DOCUMENT PASSAGE:
Missiles have been known in which air intakes placed on the airframe contour on the outside are extended in the form of wake shafts to the tail of the missile primarily for fluidic reasons. If not used for other purposes, these wake shafts may be used for the installation of elements of the vane motor.

SUMMARY AND OBJECTS OF THE INVENTION

Based on a configuration of this type with four radially arranged, separately pivotable vanes and with two wake shafts in the area of the two lower vanes, the primary object of the present invention is to provide a guided missile with ram jet drive, whose vane control system is integrated within the airframe in the best possible manner and fully meets the predetermined requirements, e.g., in terms of the accuracy and speed of control, even under extreme mechanical and thermal conditions.

According to the invention, a guided missile with ram jet drive, especially for military applications, is provided with an engine occupying the cross section of its airframe extensively or completely, with two air intakes placed on the airframe contour on the outside in the lower area of the airframe. These air intakes are extended with wake shafts to the tail of the missile. The tail plane comprises four radially arranged, separately pivotable vanes, preferably in the form of a rectangular diagonal cross. The shafts of the lower two vanes lead into the interior of the wake shafts. A rigid wing arrangement is provided in the middle to front area of the missile. One drive unit, with linear control movement, is provided for each vane. Two of the four drive units are arranged offset in relation to one another in the longitudinal and circumferential directions of the said guided missile in each of two wake shafts with longitudinally oriented direction of movement. Each vane has a linkage articulation point at a spaced location from its pivot axis. The kinematic connection from the drive unit to the linkage articulation point of each of the two lower vanes is formed by a coupling rod with one drag joint or ball joint each at both ends (at the joint end). The kinematic connection from the drive unit to the linkage articulation point of each of the two upper vanes is formed by a double lever pivotable around an axis and a coupling rod with a ball joint each at both ends.

Excerpt from a dataset:

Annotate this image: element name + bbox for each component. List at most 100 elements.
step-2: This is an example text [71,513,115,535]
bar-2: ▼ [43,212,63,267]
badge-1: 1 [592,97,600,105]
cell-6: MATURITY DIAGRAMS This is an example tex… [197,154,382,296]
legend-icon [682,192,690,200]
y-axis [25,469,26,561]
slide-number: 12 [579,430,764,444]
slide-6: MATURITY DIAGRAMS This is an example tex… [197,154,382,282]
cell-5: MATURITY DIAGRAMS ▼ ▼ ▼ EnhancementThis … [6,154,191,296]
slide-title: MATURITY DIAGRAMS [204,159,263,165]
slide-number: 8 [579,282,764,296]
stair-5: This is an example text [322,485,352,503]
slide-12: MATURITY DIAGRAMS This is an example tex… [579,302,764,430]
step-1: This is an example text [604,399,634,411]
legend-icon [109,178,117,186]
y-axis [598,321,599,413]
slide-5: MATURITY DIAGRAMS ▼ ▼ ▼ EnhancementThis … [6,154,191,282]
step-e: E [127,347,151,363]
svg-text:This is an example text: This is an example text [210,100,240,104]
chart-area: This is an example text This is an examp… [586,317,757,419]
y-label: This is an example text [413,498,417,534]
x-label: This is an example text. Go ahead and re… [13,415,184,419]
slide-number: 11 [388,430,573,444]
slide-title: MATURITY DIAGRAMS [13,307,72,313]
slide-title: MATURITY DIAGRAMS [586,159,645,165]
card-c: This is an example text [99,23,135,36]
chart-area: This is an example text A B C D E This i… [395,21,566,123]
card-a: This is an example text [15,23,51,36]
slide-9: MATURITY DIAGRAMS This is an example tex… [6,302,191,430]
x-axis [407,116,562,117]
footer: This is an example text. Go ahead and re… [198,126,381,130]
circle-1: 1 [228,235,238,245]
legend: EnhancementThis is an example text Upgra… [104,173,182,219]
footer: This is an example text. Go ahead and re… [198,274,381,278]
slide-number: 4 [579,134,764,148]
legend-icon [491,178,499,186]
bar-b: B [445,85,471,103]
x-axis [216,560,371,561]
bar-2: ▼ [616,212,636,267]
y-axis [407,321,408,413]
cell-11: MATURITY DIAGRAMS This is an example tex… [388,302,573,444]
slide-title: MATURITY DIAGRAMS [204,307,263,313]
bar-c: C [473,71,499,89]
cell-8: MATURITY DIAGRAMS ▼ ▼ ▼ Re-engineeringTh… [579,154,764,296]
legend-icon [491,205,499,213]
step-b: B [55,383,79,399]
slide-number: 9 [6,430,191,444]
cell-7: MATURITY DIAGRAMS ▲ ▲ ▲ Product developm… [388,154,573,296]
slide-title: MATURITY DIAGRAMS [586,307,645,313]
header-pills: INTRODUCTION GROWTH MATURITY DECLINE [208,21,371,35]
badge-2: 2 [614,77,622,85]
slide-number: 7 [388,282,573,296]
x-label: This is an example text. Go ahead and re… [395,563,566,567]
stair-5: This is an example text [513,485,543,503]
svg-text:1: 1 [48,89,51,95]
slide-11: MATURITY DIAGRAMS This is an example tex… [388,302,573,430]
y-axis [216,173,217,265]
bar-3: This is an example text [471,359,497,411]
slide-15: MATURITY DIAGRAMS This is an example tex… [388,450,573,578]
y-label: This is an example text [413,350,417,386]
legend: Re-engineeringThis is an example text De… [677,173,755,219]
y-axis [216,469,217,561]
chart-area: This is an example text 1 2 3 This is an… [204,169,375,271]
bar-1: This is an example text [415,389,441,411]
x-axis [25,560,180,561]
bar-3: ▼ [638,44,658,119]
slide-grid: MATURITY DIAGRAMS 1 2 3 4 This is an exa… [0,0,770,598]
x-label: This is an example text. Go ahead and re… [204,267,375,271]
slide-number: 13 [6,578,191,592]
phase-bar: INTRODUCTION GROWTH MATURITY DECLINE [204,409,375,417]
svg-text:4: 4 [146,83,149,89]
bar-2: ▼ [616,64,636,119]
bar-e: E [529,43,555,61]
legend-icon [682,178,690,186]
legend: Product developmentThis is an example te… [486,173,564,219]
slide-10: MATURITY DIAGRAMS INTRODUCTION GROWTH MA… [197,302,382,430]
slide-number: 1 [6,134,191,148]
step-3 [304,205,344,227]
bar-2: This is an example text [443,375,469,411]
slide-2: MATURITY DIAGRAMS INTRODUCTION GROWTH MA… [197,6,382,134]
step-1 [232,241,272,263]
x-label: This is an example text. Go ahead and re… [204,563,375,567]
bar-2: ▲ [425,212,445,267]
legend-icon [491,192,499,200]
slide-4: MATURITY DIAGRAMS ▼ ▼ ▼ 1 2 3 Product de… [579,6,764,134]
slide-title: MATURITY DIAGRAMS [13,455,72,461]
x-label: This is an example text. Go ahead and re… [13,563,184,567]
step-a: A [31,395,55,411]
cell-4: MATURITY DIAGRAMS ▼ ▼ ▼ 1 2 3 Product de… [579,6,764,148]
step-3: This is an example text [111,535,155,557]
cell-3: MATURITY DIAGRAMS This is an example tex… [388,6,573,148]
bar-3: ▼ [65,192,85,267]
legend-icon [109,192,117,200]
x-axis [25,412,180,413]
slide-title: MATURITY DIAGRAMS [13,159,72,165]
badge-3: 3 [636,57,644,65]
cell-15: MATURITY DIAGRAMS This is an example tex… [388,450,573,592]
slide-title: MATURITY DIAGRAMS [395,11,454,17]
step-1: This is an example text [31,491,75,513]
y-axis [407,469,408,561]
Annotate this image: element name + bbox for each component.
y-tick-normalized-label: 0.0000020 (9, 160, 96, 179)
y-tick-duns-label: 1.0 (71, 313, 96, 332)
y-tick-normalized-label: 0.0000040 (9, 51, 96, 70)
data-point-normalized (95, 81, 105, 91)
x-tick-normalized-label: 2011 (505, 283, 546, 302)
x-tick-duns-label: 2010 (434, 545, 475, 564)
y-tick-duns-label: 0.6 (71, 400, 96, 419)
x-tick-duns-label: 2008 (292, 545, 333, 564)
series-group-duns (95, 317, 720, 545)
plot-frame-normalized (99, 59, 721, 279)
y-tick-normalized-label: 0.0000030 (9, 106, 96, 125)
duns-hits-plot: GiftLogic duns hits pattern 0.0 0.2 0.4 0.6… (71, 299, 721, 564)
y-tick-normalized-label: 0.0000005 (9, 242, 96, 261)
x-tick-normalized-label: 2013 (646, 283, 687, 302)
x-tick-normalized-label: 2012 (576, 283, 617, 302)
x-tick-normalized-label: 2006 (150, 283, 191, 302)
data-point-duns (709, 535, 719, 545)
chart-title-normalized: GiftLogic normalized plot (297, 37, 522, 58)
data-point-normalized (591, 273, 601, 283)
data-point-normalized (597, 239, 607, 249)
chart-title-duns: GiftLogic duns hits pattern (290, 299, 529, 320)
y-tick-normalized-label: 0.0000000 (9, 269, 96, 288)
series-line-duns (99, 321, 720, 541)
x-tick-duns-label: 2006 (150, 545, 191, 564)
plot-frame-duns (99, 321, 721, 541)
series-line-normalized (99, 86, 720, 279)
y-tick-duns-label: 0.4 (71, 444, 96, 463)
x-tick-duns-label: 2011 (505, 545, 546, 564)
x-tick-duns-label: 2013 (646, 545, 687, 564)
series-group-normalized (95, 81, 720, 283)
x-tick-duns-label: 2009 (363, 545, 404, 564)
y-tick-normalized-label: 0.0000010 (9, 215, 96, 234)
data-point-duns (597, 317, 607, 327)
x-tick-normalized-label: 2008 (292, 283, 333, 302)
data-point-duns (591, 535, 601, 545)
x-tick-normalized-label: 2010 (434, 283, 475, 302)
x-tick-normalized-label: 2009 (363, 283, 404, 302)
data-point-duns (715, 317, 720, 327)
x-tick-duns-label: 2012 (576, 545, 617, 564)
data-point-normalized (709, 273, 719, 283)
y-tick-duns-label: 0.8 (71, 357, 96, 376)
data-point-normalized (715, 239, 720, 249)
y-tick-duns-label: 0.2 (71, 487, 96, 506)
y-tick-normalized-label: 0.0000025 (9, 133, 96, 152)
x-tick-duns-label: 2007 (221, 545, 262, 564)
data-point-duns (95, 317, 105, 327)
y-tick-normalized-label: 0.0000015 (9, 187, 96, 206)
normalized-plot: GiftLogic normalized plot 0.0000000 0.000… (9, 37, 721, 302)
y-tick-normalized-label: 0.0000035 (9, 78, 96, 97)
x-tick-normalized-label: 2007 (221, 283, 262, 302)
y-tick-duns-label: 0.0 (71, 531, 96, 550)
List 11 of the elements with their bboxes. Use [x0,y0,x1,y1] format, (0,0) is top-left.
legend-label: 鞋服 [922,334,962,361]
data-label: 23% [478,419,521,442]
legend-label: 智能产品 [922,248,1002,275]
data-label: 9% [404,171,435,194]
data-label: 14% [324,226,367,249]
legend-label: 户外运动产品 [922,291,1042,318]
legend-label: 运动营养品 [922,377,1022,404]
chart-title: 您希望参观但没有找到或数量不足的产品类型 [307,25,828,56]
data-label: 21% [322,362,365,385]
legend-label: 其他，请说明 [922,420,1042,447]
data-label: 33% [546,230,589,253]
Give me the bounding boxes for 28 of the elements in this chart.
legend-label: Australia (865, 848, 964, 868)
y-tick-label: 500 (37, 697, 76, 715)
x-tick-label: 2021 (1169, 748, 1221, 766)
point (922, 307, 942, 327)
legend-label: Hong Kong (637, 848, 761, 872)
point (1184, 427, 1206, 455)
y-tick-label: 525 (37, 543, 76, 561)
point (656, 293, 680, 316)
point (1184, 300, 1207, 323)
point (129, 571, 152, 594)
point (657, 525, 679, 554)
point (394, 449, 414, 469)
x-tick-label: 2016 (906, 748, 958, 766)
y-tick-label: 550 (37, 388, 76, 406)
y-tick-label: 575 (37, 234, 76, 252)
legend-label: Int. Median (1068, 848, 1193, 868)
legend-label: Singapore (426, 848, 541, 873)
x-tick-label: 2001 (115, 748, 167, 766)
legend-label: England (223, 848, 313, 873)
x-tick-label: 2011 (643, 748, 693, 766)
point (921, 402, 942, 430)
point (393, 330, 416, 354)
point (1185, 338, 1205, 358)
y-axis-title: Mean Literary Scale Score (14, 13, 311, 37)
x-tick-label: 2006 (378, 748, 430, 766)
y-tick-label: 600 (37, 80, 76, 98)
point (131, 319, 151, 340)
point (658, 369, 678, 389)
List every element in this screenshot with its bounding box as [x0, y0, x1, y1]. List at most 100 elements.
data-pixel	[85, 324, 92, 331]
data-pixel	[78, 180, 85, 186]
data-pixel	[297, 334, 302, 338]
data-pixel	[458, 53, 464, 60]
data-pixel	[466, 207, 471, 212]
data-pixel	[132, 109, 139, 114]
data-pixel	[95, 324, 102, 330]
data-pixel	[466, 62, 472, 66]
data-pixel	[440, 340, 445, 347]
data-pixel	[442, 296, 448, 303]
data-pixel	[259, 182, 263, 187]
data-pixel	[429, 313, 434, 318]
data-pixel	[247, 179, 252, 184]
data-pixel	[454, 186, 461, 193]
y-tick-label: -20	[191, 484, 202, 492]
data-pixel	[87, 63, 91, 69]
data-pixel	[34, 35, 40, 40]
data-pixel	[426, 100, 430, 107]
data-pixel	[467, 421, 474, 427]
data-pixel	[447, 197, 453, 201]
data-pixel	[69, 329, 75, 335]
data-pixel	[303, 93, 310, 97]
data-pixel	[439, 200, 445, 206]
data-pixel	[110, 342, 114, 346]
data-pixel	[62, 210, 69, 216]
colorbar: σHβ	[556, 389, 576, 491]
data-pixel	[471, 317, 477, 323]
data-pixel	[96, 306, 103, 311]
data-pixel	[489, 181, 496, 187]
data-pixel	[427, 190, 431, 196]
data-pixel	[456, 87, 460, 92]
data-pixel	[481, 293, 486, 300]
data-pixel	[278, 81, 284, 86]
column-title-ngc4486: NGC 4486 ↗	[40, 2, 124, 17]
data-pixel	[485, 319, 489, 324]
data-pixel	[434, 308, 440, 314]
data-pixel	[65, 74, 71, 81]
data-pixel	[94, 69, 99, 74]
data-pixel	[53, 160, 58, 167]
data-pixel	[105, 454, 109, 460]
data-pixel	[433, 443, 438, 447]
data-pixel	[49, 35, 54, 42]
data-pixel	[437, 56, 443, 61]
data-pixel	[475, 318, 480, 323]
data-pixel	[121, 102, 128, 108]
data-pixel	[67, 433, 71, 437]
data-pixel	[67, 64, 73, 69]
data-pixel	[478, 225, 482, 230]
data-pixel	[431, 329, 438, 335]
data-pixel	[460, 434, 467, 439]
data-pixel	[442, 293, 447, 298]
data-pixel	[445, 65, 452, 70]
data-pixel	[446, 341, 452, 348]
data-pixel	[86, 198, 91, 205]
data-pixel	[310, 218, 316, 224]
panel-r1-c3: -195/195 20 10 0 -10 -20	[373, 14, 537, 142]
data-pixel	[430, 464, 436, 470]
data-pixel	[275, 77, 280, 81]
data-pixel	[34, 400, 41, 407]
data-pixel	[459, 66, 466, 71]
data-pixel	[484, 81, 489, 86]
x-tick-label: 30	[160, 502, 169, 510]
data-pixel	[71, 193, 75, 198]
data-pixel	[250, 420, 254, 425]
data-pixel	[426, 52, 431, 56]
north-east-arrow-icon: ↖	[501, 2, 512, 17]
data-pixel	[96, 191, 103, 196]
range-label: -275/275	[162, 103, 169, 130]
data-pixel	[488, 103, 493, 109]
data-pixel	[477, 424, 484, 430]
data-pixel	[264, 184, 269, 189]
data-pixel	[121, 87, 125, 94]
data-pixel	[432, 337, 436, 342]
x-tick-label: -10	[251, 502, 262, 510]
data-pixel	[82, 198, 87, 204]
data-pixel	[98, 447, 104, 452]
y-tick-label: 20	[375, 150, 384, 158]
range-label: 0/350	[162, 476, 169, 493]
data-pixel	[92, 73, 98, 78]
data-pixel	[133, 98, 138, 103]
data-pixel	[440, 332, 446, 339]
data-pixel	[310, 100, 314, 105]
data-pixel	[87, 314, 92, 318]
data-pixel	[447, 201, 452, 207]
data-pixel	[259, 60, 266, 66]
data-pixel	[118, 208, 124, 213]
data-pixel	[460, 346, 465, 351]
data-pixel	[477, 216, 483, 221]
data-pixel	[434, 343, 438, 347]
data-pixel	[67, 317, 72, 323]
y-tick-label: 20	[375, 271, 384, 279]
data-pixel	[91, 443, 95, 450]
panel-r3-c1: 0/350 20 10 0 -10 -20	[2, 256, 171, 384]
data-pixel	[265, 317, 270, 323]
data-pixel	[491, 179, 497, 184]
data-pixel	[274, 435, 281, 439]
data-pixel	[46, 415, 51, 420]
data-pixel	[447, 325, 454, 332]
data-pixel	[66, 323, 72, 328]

REQUIRED WORK:
1) Decide whether each statement agrees with the guided missile passage, answering yes or no and quoting the words of the passage that settle it. (a) The tail plane has four vanes that can pivot separately. (b) The rigid wing arrangement is located at the tail of the missile. (c) The two air intakes are placed in the upper area of the airframe.
2) Answer these questions from the guided missile passage.
(a) How many drive units does the missile have in total?
(b) Into what do the shafts of the lower two vanes lead?
(c) What forms the kinematic connection from the drive unit to the linkage articulation point of each upper vane?
3) Write what comes next in the guided missile passage, picking up after its final sentence.
The lines are separate material and are not part of the guided missile passage.

WRITTEN RESPONSES:
1)
(a) Yes: "The tail plane comprises four radially arranged, separately pivotable vanes"
(b) No: "A rigid wing arrangement is provided in the middle to front area of the missile."
(c) No: "with two air intakes placed on the airframe contour on the outside in the lower area of the airframe"

2)
(a) Four, one for each vane.
(b) The interior of the wake shafts.
(c) A double lever pivotable around an axis and a coupling rod with a ball joint at each end.

3)
The four drive units with linear control movement for the four vanes are arranged locally concentrated in pairs in the two wake shafts, wherein the double offset--in the longitudinal and circumferential directions of the missile--additionally offers advantages in terms of space engineering. It is thus possible to use sufficiently large/powerful drives, which do not have to be integrated within the airframe itself.

The kinematic connection between the drive and the vane is performed via relatively simple, stable, and space-saving linkages with a small number of bearings and joints, wherein a defined linkage articulation point is provided at each vane.

The linkages for the two lower vanes, comprising a coupling rod with two joints each, are also completely integrated within the wake shafts, like the drive units.

The linkages for the two upper vanes comprise two articulated elements each, namely, a pivotably mounted double lever and a coupling rod with three-dimensionally movable joints. They lead out of the wake shafts and are adapted up to the vanes to the three-dimensional, essentially cylindrical airframe contour.

The drive units are preferably electromechanical motor-gear units, preferably formed as brushless d.c. motors with roll spindle drives. The two drive units for the lower vanes may be arranged in front of the two drive units for the upper vanes, i.e., at a greater distance in front of the plane spanned by the vane pivot axes (R1, R2). The vane linkages for the lower vanes (one coupling rod each) may be adapted in terms of their rigidity, i.e., in terms of their force-deformation characteristics, to the vane linkages for the upper vanes (one double lever each and one coupling rod).

The coupling rods for the lower vanes may be provided with fork head-like joint ends with parallel joint axes.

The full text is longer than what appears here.